TASK GOAL: Find the word "JSON" in the listing; pull out each line holding it.

## Begin

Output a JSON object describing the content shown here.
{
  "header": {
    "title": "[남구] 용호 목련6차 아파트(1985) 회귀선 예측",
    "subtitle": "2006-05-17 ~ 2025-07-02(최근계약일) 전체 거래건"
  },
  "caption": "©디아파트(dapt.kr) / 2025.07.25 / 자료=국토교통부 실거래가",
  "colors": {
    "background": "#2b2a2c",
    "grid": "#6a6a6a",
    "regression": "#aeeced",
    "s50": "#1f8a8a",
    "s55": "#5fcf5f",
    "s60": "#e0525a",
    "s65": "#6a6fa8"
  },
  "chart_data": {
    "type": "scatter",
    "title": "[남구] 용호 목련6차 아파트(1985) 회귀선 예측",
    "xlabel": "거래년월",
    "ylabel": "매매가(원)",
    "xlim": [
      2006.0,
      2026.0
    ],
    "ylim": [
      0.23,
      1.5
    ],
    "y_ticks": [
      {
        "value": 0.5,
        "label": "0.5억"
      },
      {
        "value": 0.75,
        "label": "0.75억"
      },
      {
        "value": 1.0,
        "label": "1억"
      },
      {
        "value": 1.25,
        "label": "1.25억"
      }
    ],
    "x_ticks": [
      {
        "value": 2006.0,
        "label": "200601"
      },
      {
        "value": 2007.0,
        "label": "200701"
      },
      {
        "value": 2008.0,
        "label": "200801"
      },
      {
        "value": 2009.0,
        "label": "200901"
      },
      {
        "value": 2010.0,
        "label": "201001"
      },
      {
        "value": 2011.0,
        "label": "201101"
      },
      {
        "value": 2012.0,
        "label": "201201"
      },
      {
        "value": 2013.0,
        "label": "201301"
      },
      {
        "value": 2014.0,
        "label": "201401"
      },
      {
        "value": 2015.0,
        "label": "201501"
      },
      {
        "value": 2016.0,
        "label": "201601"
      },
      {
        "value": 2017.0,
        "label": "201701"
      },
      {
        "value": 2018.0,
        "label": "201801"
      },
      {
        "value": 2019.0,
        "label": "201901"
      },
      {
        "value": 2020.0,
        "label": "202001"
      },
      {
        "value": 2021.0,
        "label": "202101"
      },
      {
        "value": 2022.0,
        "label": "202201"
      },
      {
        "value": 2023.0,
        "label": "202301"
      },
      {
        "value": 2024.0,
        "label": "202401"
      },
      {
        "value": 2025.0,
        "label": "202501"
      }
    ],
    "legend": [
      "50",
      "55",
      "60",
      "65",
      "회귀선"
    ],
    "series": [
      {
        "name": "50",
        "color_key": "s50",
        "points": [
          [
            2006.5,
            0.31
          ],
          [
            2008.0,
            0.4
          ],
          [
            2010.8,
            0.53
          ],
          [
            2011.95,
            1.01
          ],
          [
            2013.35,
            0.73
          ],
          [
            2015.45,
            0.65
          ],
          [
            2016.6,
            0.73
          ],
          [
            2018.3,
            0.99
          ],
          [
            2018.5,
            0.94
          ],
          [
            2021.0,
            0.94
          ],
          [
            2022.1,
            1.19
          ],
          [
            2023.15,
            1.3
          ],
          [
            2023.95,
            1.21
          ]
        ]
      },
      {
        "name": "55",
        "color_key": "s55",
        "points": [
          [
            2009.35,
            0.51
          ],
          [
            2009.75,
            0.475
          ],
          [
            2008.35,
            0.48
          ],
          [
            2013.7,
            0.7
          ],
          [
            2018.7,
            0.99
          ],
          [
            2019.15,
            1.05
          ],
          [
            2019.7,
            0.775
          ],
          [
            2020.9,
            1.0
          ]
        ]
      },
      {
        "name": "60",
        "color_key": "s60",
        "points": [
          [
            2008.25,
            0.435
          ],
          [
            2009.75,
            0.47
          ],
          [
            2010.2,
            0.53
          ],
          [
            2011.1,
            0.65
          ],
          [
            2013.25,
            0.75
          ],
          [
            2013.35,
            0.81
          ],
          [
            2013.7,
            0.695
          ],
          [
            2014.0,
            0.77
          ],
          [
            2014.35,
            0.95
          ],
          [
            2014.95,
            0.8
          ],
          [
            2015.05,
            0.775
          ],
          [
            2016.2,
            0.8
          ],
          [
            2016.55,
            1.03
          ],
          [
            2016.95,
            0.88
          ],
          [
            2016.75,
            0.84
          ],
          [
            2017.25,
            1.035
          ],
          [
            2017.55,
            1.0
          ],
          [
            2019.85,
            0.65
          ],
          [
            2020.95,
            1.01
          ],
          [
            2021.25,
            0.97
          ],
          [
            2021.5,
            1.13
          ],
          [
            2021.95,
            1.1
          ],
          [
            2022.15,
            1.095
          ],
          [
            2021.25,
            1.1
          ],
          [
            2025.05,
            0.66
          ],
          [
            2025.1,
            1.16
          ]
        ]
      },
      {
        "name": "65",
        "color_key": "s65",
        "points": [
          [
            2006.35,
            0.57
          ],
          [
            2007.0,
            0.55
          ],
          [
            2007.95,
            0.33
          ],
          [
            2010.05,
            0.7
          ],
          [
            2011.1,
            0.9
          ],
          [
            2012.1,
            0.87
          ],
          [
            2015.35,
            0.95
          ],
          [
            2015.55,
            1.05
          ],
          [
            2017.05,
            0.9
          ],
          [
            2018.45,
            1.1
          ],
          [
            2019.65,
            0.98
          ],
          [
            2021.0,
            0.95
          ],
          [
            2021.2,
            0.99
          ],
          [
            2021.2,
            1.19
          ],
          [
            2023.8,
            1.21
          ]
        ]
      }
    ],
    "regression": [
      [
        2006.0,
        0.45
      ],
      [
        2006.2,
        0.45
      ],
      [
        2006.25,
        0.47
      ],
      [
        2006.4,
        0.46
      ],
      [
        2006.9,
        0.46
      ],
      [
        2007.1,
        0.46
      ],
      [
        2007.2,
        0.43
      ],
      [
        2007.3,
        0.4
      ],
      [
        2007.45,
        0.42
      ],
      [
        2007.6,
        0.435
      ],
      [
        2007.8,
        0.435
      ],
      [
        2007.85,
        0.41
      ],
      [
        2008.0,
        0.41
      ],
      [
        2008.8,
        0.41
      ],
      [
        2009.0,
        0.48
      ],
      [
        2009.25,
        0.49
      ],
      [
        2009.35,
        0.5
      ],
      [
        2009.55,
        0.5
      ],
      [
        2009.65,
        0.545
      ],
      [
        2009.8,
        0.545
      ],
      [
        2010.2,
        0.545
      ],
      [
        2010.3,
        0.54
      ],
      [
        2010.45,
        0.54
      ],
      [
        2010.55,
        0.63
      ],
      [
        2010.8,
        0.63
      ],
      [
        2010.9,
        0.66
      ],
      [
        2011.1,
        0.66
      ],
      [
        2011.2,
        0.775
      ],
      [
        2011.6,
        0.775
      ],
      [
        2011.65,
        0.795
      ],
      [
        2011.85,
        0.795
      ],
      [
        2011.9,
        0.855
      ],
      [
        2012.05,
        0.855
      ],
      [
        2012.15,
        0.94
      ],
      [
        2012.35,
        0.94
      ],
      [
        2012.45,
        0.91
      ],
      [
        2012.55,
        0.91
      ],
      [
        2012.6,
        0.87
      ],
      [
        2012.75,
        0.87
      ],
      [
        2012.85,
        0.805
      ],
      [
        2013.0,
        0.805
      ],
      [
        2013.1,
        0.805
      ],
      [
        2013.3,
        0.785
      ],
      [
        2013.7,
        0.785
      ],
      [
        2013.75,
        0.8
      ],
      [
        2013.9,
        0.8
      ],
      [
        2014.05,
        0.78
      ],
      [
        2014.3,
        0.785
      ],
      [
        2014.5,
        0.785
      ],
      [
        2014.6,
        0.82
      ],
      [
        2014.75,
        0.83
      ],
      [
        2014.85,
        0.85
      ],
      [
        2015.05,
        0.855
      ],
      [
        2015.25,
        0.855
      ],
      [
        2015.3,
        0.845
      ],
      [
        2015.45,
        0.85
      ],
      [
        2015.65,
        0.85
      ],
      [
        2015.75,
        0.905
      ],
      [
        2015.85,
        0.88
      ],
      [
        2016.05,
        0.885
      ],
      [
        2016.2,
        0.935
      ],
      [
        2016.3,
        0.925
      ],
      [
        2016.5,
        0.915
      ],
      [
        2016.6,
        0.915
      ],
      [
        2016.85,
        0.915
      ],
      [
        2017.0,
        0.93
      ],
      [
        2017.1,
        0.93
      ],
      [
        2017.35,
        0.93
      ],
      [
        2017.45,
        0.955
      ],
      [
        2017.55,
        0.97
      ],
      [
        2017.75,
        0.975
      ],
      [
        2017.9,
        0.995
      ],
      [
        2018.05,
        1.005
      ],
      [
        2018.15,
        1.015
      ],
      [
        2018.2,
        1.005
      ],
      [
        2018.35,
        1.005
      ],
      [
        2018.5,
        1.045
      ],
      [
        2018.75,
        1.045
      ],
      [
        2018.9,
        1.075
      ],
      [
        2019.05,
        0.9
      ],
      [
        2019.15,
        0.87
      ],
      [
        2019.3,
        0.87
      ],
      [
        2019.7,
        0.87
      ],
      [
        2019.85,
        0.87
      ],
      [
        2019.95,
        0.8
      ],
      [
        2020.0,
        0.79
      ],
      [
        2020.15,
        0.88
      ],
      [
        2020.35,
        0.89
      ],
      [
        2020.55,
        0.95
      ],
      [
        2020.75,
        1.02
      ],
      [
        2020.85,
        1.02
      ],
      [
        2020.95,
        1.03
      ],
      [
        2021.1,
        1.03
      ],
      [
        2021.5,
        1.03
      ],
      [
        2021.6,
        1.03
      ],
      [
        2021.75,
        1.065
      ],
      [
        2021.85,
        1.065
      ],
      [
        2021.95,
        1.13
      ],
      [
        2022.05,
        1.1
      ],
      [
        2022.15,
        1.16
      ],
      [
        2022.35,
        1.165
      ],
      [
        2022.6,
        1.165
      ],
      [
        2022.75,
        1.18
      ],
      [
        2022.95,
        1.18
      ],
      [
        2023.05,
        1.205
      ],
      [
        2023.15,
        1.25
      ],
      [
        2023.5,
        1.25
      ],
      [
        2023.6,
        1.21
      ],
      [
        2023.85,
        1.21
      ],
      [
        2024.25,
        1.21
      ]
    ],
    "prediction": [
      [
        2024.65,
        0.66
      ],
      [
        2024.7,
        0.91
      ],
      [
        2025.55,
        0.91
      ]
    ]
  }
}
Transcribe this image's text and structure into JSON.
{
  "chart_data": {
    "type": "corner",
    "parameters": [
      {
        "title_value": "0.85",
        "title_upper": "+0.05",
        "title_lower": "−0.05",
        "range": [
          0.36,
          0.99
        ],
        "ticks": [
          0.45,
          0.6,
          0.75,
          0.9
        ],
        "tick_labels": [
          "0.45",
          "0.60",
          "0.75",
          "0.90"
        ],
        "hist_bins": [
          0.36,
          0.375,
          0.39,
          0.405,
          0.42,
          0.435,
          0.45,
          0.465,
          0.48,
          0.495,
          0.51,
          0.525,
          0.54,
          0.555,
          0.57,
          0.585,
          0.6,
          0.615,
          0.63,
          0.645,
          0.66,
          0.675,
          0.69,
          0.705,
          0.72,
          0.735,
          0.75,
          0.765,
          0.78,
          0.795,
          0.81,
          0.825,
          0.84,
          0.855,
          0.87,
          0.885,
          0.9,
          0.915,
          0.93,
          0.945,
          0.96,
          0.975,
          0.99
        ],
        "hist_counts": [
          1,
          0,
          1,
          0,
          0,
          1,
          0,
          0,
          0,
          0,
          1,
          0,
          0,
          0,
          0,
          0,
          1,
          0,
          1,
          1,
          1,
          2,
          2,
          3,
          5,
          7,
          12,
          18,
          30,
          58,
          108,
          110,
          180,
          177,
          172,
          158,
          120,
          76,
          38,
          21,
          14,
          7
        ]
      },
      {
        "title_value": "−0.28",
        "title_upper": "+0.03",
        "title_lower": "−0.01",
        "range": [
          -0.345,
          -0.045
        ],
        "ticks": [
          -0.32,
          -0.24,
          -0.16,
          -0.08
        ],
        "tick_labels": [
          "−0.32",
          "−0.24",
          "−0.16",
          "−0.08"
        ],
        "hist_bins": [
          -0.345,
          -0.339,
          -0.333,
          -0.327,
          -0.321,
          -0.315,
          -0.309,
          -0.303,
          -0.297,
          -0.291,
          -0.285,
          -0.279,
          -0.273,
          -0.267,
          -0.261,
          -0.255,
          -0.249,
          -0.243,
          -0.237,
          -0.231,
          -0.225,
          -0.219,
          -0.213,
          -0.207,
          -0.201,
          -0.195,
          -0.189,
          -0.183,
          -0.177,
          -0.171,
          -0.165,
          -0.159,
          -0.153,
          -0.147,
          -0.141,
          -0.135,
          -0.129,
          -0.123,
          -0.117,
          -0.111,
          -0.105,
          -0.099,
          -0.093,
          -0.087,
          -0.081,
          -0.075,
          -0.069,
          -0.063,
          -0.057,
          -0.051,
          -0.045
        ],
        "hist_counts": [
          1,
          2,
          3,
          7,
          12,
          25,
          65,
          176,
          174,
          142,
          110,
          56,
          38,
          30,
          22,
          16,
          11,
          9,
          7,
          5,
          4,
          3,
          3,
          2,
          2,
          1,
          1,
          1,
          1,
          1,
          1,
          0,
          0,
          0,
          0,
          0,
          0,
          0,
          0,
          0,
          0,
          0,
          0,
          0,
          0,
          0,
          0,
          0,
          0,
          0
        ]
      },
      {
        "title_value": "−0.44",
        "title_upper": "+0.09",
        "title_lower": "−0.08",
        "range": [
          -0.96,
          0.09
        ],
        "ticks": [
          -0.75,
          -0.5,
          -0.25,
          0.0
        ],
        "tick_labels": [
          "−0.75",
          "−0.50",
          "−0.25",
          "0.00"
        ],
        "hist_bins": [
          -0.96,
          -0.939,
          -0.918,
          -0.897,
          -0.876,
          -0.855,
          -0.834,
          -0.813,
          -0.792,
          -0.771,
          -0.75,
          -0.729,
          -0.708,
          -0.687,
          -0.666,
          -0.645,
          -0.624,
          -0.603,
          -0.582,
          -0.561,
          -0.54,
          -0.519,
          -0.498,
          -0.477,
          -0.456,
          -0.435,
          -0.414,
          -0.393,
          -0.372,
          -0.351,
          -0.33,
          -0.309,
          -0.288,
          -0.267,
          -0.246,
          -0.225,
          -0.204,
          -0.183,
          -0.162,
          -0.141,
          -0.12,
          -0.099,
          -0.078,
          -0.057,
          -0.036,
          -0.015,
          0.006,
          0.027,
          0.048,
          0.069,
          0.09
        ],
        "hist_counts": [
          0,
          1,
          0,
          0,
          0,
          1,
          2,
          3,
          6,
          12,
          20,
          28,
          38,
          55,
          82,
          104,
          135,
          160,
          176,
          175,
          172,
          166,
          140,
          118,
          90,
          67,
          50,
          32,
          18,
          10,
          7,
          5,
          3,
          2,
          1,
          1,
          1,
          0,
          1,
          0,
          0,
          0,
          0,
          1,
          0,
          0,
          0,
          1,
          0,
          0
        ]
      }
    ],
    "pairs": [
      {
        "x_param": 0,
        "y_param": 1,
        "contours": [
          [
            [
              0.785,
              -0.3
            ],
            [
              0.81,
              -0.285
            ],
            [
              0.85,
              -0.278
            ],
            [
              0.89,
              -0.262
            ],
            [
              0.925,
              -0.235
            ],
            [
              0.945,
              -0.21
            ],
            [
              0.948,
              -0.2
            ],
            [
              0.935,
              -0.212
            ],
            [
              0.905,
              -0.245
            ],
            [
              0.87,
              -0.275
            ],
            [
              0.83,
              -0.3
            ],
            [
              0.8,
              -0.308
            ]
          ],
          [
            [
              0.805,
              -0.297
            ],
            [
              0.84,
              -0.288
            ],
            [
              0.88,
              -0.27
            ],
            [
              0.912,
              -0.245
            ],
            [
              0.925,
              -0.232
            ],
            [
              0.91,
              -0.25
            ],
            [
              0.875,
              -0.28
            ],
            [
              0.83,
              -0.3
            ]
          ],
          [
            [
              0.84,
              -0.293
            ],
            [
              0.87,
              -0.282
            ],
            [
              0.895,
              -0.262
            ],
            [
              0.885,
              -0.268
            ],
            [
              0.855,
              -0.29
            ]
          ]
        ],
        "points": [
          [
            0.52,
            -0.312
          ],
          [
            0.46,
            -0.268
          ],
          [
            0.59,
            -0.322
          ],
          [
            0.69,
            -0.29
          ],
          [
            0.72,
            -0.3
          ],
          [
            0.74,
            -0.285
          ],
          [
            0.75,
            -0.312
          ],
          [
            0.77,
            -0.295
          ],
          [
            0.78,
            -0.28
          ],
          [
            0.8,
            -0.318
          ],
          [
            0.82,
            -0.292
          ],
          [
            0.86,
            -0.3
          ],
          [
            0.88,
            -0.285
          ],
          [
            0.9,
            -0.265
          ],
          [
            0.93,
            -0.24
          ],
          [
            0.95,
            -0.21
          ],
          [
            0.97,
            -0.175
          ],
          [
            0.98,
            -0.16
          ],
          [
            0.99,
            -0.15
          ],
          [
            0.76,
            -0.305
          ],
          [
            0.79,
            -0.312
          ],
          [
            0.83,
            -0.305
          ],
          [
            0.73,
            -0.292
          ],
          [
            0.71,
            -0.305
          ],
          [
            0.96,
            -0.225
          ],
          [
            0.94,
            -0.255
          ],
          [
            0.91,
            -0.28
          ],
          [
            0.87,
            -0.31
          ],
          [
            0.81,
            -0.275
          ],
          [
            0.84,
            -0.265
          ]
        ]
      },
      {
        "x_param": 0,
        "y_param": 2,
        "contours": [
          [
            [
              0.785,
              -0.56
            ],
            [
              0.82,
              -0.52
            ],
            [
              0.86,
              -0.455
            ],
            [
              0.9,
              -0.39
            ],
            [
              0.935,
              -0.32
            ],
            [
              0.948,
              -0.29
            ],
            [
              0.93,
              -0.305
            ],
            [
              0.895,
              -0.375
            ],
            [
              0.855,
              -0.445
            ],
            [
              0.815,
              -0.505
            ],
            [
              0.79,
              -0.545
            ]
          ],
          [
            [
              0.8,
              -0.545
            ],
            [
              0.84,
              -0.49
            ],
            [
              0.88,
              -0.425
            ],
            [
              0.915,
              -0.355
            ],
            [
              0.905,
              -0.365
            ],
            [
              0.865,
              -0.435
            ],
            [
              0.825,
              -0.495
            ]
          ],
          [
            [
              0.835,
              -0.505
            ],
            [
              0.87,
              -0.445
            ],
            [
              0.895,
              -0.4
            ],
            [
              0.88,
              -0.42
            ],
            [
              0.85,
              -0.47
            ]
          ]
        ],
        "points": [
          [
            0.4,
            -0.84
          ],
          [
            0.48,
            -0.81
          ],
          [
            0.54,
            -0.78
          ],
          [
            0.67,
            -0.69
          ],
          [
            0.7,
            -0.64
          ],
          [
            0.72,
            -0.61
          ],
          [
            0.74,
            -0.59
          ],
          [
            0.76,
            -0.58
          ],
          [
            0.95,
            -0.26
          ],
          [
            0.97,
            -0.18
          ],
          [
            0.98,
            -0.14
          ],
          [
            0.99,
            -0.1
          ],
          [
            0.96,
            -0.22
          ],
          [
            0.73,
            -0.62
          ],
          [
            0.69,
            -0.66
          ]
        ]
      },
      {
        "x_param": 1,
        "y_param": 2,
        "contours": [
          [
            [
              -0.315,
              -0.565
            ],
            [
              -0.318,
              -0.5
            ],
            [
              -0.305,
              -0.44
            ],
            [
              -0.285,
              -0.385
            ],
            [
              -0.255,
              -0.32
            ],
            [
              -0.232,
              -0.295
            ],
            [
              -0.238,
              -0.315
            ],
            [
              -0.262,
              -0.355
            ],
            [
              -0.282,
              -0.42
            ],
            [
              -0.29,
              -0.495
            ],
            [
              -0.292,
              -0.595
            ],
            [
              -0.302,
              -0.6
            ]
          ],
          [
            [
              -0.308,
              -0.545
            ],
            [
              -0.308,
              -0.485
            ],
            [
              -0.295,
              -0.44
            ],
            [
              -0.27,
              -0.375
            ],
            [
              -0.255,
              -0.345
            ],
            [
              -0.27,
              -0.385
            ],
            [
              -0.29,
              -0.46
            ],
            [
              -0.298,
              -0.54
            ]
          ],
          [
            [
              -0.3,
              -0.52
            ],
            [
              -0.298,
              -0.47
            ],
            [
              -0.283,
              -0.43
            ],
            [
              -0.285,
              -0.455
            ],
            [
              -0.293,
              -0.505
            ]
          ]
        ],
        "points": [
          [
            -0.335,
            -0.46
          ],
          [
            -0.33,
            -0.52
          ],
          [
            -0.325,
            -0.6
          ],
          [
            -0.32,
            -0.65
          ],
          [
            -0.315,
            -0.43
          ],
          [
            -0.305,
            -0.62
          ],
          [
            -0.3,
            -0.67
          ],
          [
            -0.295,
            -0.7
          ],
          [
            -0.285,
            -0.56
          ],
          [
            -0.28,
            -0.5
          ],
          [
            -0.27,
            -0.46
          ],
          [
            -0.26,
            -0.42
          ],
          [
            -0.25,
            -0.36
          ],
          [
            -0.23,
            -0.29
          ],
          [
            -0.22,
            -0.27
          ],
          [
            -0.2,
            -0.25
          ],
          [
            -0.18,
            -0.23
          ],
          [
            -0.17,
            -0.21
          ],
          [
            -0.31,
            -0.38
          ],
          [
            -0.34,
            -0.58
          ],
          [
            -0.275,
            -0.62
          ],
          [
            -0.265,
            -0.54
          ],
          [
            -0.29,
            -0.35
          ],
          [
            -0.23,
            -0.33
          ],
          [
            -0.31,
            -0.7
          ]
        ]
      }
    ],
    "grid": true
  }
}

## End

TASK OUTPUT:
Output a JSON object describing the content shown here.
Transcribe this image's text and structure into JSON.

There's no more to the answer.